• _TASK TO COMPLETE_: Quote the data below in full, please, without altering anything.

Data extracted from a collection
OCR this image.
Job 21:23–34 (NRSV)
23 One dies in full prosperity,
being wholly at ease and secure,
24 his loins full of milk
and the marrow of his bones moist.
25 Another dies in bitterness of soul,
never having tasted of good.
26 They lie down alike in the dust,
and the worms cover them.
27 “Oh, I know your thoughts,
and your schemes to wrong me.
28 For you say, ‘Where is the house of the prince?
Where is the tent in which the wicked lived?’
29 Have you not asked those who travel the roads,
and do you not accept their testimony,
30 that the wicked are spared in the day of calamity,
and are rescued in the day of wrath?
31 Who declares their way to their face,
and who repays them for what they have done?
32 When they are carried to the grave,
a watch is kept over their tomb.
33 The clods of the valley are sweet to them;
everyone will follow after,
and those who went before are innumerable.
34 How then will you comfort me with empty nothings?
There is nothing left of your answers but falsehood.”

• _EXERCISE OUTPUT_:
OCR this image.
Job 21:23–34 (NRSV)
23 One dies in full prosperity,
being wholly at ease and secure,
24 his loins full of milk
and the marrow of his bones moist.
25 Another dies in bitterness of soul,
never having tasted of good.
26 They lie down alike in the dust,
and the worms cover them.
27 “Oh, I know your thoughts,
and your schemes to wrong me.
28 For you say, ‘Where is the house of the prince?
Where is the tent in which the wicked lived?’
29 Have you not asked those who travel the roads,
and do you not accept their testimony,
30 that the wicked are spared in the day of calamity,
and are rescued in the day of wrath?
31 Who declares their way to their face,
and who repays them for what they have done?
32 When they are carried to the grave,
a watch is kept over their tomb.
33 The clods of the valley are sweet to them;
everyone will follow after,
and those who went before are innumerable.
34 How then will you comfort me with empty nothings?
There is nothing left of your answers but falsehood.”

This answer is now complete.